- [Exercise directions] Every line in the records below that holds the word "testosterone" is to be copied.

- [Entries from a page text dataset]
------------------------------------------------------------------------
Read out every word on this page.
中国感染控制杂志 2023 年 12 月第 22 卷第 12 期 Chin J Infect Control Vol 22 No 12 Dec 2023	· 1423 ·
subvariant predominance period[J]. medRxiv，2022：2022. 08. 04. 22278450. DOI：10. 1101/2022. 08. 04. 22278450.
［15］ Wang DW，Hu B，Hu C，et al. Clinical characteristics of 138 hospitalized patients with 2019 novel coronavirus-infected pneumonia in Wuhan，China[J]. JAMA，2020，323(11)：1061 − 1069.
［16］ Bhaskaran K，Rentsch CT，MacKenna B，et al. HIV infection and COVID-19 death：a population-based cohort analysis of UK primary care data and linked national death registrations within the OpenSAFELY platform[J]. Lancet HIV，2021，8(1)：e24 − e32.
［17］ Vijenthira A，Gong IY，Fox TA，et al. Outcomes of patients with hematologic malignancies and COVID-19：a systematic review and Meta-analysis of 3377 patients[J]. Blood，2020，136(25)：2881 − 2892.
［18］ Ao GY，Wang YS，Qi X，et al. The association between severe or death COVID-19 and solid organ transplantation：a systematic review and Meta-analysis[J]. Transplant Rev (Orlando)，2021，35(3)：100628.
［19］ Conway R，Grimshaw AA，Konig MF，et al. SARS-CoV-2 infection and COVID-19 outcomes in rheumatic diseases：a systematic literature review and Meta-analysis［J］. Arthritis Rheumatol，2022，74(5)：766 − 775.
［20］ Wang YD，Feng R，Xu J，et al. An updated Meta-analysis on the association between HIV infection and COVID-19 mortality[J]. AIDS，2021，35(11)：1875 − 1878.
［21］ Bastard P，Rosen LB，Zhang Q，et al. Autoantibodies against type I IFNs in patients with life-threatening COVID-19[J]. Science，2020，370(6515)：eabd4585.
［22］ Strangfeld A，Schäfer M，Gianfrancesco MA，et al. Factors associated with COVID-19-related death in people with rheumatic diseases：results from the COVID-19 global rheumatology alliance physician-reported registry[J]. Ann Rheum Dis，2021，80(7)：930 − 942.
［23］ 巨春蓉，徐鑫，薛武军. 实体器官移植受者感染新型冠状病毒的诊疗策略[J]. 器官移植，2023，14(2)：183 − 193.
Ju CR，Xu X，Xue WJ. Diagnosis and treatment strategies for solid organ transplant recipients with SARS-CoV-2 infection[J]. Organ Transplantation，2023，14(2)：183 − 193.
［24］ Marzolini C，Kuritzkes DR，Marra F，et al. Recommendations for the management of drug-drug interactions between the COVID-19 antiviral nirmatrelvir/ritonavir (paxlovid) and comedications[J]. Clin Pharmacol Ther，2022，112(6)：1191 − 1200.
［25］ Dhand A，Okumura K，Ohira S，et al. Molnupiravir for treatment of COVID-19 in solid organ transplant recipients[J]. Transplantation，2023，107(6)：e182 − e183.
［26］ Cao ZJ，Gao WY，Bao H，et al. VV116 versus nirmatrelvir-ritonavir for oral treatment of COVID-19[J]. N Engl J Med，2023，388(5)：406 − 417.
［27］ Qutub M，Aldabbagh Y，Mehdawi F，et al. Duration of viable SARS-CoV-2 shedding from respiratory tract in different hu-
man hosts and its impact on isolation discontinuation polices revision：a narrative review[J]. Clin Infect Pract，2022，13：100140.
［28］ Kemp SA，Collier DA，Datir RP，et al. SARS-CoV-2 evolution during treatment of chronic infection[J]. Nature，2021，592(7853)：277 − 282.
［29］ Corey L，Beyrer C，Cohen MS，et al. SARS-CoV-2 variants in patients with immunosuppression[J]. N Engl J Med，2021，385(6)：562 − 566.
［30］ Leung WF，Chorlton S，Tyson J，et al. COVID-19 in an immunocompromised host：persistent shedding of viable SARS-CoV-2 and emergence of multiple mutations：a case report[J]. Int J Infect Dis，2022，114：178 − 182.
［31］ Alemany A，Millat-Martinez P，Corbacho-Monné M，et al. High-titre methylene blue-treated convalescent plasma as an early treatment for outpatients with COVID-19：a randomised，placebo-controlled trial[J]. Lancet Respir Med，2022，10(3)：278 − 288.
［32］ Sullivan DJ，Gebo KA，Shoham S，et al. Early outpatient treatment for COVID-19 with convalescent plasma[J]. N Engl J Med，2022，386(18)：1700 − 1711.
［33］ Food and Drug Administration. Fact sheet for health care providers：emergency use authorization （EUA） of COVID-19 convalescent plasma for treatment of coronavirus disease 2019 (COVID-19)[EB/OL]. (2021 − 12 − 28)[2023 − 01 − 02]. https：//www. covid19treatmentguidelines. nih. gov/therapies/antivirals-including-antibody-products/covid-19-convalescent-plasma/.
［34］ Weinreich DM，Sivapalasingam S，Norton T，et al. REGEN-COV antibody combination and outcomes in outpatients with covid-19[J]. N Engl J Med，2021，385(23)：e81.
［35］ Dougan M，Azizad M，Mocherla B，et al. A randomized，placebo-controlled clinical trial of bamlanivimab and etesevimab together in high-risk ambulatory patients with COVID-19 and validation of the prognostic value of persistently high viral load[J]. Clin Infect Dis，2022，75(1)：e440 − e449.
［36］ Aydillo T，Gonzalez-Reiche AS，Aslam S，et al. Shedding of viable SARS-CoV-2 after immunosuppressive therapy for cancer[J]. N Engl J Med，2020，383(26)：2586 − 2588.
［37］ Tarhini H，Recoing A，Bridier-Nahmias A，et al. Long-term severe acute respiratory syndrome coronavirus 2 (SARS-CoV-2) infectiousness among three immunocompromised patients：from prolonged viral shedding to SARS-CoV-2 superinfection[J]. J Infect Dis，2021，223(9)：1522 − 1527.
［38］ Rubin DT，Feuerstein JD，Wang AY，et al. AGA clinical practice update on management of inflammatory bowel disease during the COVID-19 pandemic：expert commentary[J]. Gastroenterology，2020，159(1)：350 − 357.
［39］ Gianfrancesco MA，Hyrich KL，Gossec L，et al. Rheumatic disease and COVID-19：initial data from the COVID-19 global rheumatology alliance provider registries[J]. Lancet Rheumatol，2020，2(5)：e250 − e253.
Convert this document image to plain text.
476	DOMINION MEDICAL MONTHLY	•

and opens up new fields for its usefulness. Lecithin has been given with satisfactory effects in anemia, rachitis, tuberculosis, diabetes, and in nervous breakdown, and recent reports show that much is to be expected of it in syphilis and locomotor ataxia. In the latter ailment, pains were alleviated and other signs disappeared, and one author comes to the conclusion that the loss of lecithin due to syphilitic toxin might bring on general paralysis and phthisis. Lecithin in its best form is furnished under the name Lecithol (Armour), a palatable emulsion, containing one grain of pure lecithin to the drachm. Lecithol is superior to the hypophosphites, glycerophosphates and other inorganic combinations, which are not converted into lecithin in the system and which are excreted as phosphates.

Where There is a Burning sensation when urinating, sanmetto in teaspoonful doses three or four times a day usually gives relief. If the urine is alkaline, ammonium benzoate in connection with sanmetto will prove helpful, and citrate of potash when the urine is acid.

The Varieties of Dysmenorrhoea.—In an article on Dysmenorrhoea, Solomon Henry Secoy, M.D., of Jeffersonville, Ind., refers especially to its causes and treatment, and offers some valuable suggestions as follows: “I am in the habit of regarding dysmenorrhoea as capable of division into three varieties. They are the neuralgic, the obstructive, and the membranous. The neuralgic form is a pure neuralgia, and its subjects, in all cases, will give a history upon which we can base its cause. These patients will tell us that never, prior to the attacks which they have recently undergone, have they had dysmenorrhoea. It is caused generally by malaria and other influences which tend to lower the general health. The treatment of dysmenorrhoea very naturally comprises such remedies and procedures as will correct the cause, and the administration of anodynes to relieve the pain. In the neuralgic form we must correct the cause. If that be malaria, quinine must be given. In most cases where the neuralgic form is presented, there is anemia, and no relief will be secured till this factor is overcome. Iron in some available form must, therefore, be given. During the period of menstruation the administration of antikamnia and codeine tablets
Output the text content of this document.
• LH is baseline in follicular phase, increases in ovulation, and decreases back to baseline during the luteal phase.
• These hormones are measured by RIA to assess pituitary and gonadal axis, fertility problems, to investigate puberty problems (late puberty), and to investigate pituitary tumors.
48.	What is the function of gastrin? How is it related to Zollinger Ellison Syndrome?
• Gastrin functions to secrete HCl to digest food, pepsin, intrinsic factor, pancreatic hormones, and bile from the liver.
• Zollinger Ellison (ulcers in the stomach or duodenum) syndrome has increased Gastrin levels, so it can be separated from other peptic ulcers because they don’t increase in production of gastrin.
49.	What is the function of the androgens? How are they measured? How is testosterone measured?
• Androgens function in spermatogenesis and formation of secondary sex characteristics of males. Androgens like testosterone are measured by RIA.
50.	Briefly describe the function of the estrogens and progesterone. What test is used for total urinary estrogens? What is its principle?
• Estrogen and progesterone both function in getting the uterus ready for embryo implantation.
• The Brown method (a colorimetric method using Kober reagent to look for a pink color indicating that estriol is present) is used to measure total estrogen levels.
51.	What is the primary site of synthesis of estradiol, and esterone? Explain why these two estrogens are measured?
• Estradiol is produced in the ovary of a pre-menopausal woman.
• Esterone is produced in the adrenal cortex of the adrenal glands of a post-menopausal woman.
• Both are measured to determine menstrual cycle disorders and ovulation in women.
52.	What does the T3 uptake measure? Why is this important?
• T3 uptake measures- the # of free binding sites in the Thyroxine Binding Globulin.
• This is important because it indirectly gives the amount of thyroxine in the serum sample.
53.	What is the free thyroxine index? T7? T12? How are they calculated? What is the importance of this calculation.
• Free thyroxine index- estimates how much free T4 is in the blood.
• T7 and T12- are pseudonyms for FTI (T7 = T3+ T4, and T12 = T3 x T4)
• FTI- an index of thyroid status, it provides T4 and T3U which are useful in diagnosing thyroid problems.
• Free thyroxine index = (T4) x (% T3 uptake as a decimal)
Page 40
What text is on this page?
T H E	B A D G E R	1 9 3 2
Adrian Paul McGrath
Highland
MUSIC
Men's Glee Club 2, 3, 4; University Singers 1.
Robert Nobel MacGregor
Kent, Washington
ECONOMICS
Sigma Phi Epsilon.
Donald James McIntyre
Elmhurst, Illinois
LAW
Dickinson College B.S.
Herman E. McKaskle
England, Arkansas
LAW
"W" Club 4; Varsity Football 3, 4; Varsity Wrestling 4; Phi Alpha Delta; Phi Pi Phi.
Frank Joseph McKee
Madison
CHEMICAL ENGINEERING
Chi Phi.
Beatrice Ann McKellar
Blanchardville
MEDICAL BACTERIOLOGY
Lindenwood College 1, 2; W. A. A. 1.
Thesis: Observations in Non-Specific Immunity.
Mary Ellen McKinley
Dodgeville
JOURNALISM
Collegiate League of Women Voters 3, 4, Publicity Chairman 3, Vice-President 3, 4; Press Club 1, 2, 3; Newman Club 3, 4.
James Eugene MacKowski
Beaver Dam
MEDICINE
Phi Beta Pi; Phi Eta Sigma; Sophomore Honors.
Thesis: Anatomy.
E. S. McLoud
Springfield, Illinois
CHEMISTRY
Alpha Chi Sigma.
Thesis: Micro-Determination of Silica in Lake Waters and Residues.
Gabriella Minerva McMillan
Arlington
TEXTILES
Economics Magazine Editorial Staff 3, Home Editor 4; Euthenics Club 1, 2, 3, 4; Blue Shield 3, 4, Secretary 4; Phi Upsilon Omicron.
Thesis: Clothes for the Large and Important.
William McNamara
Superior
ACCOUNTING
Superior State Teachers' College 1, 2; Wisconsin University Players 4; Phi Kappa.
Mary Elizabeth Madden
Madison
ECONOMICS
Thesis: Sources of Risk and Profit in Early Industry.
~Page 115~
------------------------------------------------------------------------
- [Response below]
49.	What is the function of the androgens? How are they measured? How is testosterone measured?
• Androgens function in spermatogenesis and formation of secondary sex characteristics of males. Androgens like testosterone are measured by RIA.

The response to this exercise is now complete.